## Aim:
Seek out every line containing the word "color", and copy each.

Stored dataset items:
- - - -

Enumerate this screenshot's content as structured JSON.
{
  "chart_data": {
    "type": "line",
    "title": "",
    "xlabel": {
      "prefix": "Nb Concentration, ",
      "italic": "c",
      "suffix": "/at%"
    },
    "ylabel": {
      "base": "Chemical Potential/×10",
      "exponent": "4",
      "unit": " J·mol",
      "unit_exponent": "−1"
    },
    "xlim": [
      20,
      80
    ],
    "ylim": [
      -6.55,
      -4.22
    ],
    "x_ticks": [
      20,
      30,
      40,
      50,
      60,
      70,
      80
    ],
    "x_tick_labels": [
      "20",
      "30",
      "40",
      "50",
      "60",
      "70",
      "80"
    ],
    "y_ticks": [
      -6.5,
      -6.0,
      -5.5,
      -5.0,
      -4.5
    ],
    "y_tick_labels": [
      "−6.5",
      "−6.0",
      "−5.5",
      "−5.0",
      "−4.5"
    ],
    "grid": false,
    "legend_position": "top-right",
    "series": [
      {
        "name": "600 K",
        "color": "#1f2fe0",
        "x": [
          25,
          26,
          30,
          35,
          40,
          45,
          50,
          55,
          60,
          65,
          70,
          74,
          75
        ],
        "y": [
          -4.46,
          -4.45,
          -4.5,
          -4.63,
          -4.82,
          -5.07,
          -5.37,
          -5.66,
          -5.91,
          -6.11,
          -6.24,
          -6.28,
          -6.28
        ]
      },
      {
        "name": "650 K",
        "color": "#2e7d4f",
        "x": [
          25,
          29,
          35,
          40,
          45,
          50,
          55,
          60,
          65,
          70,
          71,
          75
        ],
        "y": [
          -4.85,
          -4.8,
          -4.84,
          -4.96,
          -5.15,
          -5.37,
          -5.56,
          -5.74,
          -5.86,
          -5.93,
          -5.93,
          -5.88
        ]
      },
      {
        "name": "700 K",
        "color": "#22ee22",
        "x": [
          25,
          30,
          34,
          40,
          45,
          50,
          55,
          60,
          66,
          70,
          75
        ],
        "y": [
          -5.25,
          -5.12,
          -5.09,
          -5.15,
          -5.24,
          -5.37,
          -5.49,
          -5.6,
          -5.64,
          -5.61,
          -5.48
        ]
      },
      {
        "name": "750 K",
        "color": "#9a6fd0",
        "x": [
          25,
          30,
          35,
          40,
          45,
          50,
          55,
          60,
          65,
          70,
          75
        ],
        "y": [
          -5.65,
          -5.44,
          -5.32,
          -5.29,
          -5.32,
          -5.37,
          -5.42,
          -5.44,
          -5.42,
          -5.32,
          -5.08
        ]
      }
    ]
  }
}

- - - -

## Solution:
        "color": "#1f2fe0",
        "color": "#2e7d4f",
        "color": "#22ee22",
        "color": "#9a6fd0",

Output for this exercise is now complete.